Short exercise >> Every record below should be printed exactly as it appears.

Data provided >>
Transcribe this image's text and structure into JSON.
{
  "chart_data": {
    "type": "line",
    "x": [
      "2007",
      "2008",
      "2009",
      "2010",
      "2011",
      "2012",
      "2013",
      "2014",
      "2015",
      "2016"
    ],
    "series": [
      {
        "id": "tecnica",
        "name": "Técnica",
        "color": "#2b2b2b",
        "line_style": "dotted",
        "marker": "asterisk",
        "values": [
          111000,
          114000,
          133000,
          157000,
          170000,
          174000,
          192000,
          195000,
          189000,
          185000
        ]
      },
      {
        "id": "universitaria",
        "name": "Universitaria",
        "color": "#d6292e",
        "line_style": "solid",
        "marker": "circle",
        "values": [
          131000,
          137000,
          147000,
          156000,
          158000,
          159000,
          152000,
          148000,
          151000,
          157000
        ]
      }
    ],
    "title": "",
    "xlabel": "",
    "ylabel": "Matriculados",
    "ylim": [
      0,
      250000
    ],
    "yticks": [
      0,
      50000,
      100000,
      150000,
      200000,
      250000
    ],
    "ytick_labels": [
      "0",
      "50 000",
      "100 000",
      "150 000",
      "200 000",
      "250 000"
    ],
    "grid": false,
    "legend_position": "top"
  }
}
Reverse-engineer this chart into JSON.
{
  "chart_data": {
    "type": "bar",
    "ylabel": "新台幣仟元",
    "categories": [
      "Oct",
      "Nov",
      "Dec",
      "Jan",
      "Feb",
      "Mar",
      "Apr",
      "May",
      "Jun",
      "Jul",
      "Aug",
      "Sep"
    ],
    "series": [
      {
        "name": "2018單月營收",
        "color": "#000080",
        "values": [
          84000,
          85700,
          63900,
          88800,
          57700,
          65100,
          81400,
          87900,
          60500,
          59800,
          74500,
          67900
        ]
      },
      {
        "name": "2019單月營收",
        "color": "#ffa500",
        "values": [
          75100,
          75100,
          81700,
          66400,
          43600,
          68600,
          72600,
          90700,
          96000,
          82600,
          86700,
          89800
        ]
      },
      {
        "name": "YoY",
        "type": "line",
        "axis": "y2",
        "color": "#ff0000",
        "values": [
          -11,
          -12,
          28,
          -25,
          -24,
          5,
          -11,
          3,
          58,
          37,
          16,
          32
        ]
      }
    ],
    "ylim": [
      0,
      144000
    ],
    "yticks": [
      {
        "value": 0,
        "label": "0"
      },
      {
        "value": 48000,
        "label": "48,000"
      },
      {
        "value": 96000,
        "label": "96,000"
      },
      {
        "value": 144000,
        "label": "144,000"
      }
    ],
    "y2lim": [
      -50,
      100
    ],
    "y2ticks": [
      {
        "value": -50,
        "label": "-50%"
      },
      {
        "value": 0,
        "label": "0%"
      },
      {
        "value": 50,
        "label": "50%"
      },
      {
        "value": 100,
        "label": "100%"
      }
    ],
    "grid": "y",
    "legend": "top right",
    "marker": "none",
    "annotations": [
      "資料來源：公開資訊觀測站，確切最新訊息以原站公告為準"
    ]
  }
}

Expected output >>
Transcribe this image's text and structure into JSON.
{
  "chart_data": {
    "type": "line",
    "x": [
      "2007",
      "2008",
      "2009",
      "2010",
      "2011",
      "2012",
      "2013",
      "2014",
      "2015",
      "2016"
    ],
    "series": [
      {
        "id": "tecnica",
        "name": "Técnica",
        "color": "#2b2b2b",
        "line_style": "dotted",
        "marker": "asterisk",
        "values": [
          111000,
          114000,
          133000,
          157000,
          170000,
          174000,
          192000,
          195000,
          189000,
          185000
        ]
      },
      {
        "id": "universitaria",
        "name": "Universitaria",
        "color": "#d6292e",
        "line_style": "solid",
        "marker": "circle",
        "values": [
          131000,
          137000,
          147000,
          156000,
          158000,
          159000,
          152000,
          148000,
          151000,
          157000
        ]
      }
    ],
    "title": "",
    "xlabel": "",
    "ylabel": "Matriculados",
    "ylim": [
      0,
      250000
    ],
    "yticks": [
      0,
      50000,
      100000,
      150000,
      200000,
      250000
    ],
    "ytick_labels": [
      "0",
      "50 000",
      "100 000",
      "150 000",
      "200 000",
      "250 000"
    ],
    "grid": false,
    "legend_position": "top"
  }
}
Reverse-engineer this chart into JSON.
{
  "chart_data": {
    "type": "bar",
    "ylabel": "新台幣仟元",
    "categories": [
      "Oct",
      "Nov",
      "Dec",
      "Jan",
      "Feb",
      "Mar",
      "Apr",
      "May",
      "Jun",
      "Jul",
      "Aug",
      "Sep"
    ],
    "series": [
      {
        "name": "2018單月營收",
        "color": "#000080",
        "values": [
          84000,
          85700,
          63900,
          88800,
          57700,
          65100,
          81400,
          87900,
          60500,
          59800,
          74500,
          67900
        ]
      },
      {
        "name": "2019單月營收",
        "color": "#ffa500",
        "values": [
          75100,
          75100,
          81700,
          66400,
          43600,
          68600,
          72600,
          90700,
          96000,
          82600,
          86700,
          89800
        ]
      },
      {
        "name": "YoY",
        "type": "line",
        "axis": "y2",
        "color": "#ff0000",
        "values": [
          -11,
          -12,
          28,
          -25,
          -24,
          5,
          -11,
          3,
          58,
          37,
          16,
          32
        ]
      }
    ],
    "ylim": [
      0,
      144000
    ],
    "yticks": [
      {
        "value": 0,
        "label": "0"
      },
      {
        "value": 48000,
        "label": "48,000"
      },
      {
        "value": 96000,
        "label": "96,000"
      },
      {
        "value": 144000,
        "label": "144,000"
      }
    ],
    "y2lim": [
      -50,
      100
    ],
    "y2ticks": [
      {
        "value": -50,
        "label": "-50%"
      },
      {
        "value": 0,
        "label": "0%"
      },
      {
        "value": 50,
        "label": "50%"
      },
      {
        "value": 100,
        "label": "100%"
      }
    ],
    "grid": "y",
    "legend": "top right",
    "marker": "none",
    "annotations": [
      "資料來源：公開資訊觀測站，確切最新訊息以原站公告為準"
    ]
  }
}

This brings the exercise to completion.